Give the number of lines in this listing that contain the word "hovel", and nothing else.

(A run of records)
----
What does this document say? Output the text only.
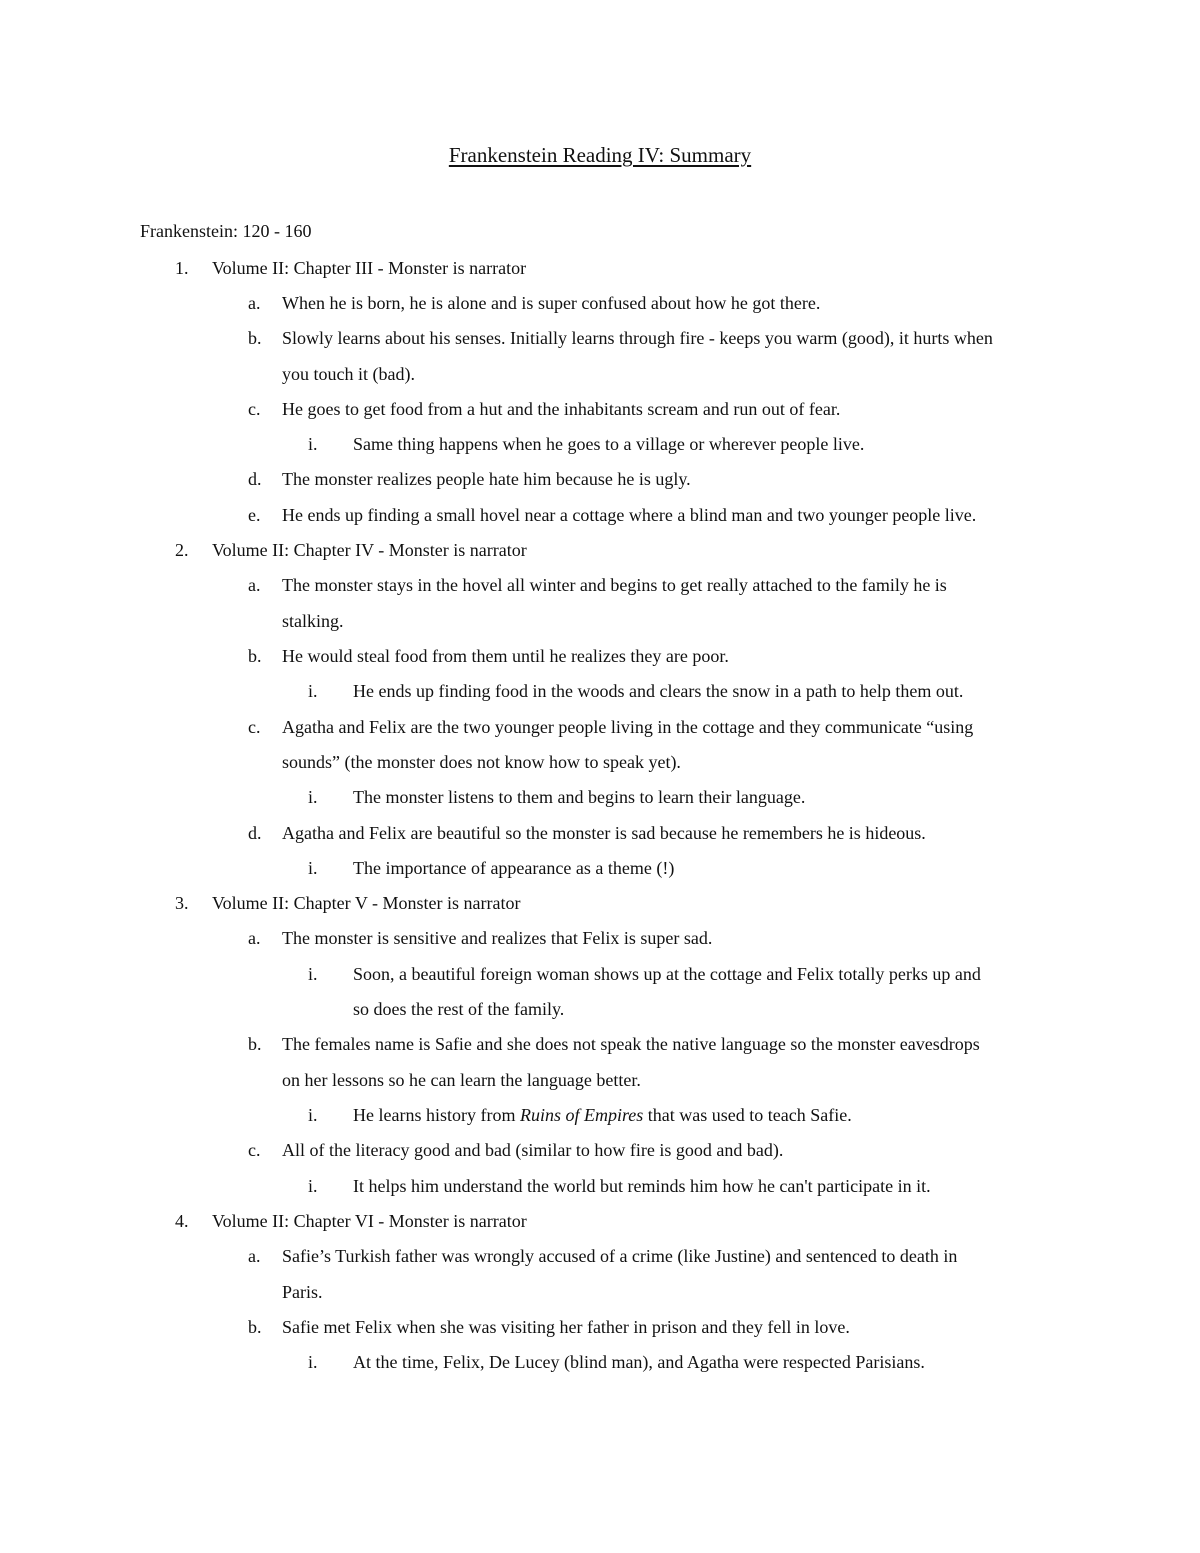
Frankenstein Reading IV: Summary
Frankenstein: 120 - 160
1. Volume II: Chapter III - Monster is narrator
a. When he is born, he is alone and is super confused about how he got there.
b. Slowly learns about his senses. Initially learns through fire - keeps you warm (good), it hurts when
you touch it (bad).
c. He goes to get food from a hut and the inhabitants scream and run out of fear.
i. Same thing happens when he goes to a village or wherever people live.
d. The monster realizes people hate him because he is ugly.
e. He ends up finding a small hovel near a cottage where a blind man and two younger people live.
2. Volume II: Chapter IV - Monster is narrator
a. The monster stays in the hovel all winter and begins to get really attached to the family he is
stalking.
b. He would steal food from them until he realizes they are poor.
i. He ends up finding food in the woods and clears the snow in a path to help them out.
c. Agatha and Felix are the two younger people living in the cottage and they communicate “using
sounds” (the monster does not know how to speak yet).
i. The monster listens to them and begins to learn their language.
d. Agatha and Felix are beautiful so the monster is sad because he remembers he is hideous.
i. The importance of appearance as a theme (!)
3. Volume II: Chapter V - Monster is narrator
a. The monster is sensitive and realizes that Felix is super sad.
i. Soon, a beautiful foreign woman shows up at the cottage and Felix totally perks up and
so does the rest of the family.
b. The females name is Safie and she does not speak the native language so the monster eavesdrops
on her lessons so he can learn the language better.
i. He learns history from Ruins of Empires that was used to teach Safie.
c. All of the literacy good and bad (similar to how fire is good and bad).
i. It helps him understand the world but reminds him how he can't participate in it.
4. Volume II: Chapter VI - Monster is narrator
a. Safie’s Turkish father was wrongly accused of a crime (like Justine) and sentenced to death in
Paris.
b. Safie met Felix when she was visiting her father in prison and they fell in love.
i. At the time, Felix, De Lucey (blind man), and Agatha were respected Parisians.
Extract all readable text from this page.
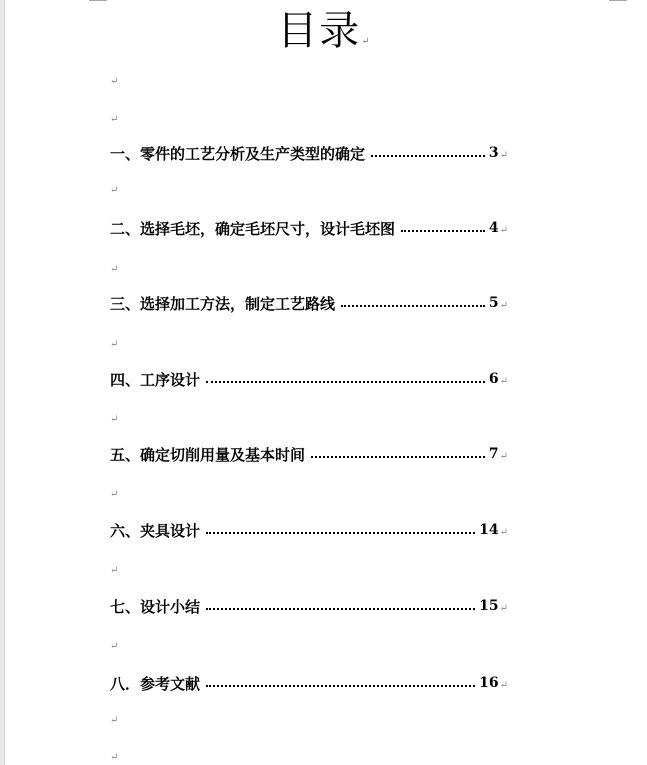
目录↵
↵
↵
一、零件的工艺分析及生产类型的确定	3 ↵
↵
二、选择毛坯，确定毛坯尺寸，设计毛坯图	4 ↵
↵
三、选择加工方法，制定工艺路线	5 ↵
↵
四、工序设计	6 ↵
↵
五、确定切削用量及基本时间	7 ↵
↵
六、夹具设计	14 ↵
↵
七、设计小结	15 ↵
↵
八．参考文献	16 ↵
↵
↵
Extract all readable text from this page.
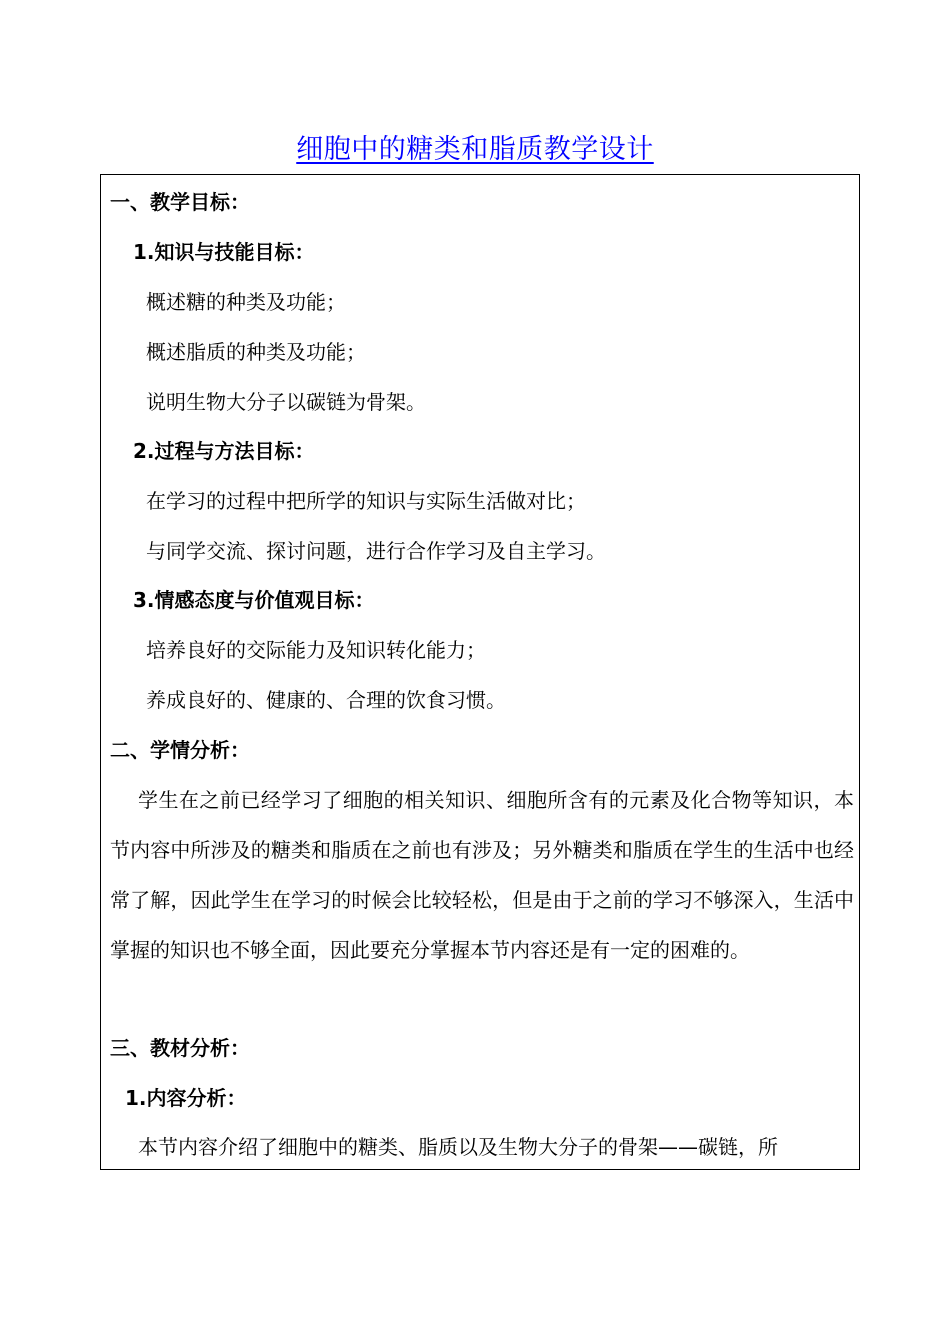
细胞中的糖类和脂质教学设计
一、教学目标：
1.知识与技能目标：
概述糖的种类及功能；
概述脂质的种类及功能；
说明生物大分子以碳链为骨架。
2.过程与方法目标：
在学习的过程中把所学的知识与实际生活做对比；
与同学交流、探讨问题，进行合作学习及自主学习。
3.情感态度与价值观目标：
培养良好的交际能力及知识转化能力；
养成良好的、健康的、合理的饮食习惯。
二、学情分析：
学生在之前已经学习了细胞的相关知识、细胞所含有的元素及化合物等知识，本节内容中所涉及的糖类和脂质在之前也有涉及；另外糖类和脂质在学生的生活中也经常了解，因此学生在学习的时候会比较轻松，但是由于之前的学习不够深入，生活中掌握的知识也不够全面，因此要充分掌握本节内容还是有一定的困难的。
三、教材分析：
1.内容分析：
本节内容介绍了细胞中的糖类、脂质以及生物大分子的骨架——碳链，所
----
=== RESULT OF THIS TASK ===
2